Aim
Identify the lines that contain the string "color", then copy each of them.

Recorded data
Begin

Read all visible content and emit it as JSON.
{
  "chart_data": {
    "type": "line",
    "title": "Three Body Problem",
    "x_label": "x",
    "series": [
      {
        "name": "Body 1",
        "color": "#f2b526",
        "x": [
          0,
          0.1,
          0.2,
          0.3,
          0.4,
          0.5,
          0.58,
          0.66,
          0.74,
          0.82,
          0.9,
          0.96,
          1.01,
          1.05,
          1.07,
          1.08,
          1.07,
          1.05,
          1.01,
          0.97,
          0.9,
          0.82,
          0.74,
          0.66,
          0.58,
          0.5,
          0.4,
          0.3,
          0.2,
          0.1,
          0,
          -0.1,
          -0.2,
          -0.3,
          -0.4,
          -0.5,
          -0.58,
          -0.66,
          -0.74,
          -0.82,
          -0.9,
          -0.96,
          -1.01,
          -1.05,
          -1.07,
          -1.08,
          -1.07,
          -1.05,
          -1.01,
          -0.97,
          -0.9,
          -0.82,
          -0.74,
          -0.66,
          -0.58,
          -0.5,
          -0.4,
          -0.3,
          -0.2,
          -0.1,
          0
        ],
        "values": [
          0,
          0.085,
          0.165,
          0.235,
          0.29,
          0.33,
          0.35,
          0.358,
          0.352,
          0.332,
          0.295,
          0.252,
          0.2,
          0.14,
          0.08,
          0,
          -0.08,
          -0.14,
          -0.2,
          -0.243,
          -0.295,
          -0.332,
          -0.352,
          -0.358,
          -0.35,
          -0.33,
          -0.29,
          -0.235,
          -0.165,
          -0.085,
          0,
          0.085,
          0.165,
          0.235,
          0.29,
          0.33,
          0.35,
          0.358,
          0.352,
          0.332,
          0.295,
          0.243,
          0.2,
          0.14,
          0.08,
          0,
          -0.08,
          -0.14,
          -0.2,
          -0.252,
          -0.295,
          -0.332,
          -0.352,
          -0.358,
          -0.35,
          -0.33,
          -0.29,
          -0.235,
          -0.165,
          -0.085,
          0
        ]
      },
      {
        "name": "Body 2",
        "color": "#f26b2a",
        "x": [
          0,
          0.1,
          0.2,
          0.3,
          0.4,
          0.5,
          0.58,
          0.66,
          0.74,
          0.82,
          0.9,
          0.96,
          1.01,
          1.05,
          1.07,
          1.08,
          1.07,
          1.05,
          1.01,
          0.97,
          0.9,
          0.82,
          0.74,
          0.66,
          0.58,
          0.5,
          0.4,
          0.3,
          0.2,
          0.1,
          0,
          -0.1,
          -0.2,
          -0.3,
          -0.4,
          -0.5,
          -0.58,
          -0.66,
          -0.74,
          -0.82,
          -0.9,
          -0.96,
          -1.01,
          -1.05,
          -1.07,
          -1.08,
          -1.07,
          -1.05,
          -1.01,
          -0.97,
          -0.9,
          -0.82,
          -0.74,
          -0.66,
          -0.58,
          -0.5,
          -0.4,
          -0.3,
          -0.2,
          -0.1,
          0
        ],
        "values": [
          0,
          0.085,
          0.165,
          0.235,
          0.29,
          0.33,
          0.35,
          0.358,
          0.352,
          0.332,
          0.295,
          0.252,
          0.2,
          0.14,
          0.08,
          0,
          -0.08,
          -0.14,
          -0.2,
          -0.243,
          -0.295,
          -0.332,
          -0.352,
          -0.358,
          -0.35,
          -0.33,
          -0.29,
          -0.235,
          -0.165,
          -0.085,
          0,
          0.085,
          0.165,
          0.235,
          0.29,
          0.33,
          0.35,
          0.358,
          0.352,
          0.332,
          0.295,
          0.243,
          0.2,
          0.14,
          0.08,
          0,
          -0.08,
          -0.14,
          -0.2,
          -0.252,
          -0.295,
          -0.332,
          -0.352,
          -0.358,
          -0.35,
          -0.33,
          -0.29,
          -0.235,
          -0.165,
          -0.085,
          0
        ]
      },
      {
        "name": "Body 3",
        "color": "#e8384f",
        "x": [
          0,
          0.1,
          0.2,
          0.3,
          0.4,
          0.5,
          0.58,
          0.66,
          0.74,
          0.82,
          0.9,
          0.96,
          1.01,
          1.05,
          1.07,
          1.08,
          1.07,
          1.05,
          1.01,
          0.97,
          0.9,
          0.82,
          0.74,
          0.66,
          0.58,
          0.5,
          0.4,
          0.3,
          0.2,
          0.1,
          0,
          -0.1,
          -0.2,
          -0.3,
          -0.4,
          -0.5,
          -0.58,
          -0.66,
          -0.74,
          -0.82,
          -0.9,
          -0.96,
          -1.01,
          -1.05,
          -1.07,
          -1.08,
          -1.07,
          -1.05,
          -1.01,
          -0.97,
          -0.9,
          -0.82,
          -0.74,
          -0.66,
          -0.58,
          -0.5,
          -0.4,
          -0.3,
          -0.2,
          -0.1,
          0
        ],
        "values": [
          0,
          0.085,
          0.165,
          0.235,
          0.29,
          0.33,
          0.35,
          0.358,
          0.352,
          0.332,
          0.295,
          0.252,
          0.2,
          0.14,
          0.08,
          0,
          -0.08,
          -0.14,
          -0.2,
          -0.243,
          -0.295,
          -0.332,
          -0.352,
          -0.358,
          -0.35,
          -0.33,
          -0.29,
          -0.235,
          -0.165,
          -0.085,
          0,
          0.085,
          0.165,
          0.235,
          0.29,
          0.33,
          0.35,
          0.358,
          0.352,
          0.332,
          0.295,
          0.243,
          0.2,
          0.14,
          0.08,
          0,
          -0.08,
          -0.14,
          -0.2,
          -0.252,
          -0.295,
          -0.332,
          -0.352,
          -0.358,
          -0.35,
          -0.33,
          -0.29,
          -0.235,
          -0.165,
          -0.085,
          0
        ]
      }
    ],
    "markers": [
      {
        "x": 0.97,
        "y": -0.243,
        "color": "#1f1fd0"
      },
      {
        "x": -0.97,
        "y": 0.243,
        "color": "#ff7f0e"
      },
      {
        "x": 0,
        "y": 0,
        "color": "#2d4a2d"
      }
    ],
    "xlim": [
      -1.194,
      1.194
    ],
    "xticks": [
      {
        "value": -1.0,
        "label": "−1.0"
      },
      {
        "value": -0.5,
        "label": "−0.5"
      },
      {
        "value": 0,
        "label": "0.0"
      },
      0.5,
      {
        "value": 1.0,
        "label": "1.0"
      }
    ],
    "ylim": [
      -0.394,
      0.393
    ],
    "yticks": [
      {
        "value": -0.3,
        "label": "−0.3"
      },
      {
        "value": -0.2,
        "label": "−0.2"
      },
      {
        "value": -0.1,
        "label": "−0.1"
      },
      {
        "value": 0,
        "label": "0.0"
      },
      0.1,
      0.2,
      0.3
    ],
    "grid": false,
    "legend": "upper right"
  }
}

End

Completed task
        "color": "#f2b526",
        "color": "#f26b2a",
        "color": "#e8384f",
        "color": "#1f1fd0"
        "color": "#ff7f0e"
        "color": "#2d4a2d"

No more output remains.